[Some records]
:::::

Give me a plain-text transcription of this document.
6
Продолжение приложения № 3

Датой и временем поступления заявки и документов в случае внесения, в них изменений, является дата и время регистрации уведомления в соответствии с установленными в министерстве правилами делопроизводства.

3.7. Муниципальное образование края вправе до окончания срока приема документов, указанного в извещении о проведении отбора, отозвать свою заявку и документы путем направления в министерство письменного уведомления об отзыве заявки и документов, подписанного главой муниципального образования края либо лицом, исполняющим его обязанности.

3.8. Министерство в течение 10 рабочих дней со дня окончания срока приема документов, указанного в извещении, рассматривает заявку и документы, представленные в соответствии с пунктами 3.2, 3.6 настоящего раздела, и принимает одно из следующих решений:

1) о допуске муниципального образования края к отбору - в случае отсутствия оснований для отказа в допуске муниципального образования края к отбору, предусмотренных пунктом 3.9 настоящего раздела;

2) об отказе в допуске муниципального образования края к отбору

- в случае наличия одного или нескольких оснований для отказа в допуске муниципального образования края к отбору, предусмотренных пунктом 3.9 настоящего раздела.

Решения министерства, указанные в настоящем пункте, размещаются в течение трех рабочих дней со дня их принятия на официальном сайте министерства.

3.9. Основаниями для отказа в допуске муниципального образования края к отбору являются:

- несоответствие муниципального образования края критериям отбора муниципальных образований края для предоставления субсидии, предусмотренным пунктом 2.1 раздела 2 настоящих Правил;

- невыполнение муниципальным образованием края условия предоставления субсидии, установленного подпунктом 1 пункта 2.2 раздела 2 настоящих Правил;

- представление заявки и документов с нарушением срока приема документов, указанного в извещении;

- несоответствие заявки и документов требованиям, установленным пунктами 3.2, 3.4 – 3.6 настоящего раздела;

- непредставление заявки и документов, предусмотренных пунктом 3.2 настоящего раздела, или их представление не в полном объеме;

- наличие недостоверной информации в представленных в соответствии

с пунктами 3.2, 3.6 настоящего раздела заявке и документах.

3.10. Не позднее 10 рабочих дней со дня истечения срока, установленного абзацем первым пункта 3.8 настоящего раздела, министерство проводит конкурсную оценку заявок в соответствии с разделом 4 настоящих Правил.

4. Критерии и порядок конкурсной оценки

:::::

* [Required work]: Select every line of the material above holding the word "субсидии" and copy it.

* [Solution for this problem]:
- несоответствие муниципального образования края критериям отбора муниципальных образований края для предоставления субсидии, предусмотренным пунктом 2.1 раздела 2 настоящих Правил;
- невыполнение муниципальным образованием края условия предоставления субсидии, установленного подпунктом 1 пункта 2.2 раздела 2 настоящих Правил;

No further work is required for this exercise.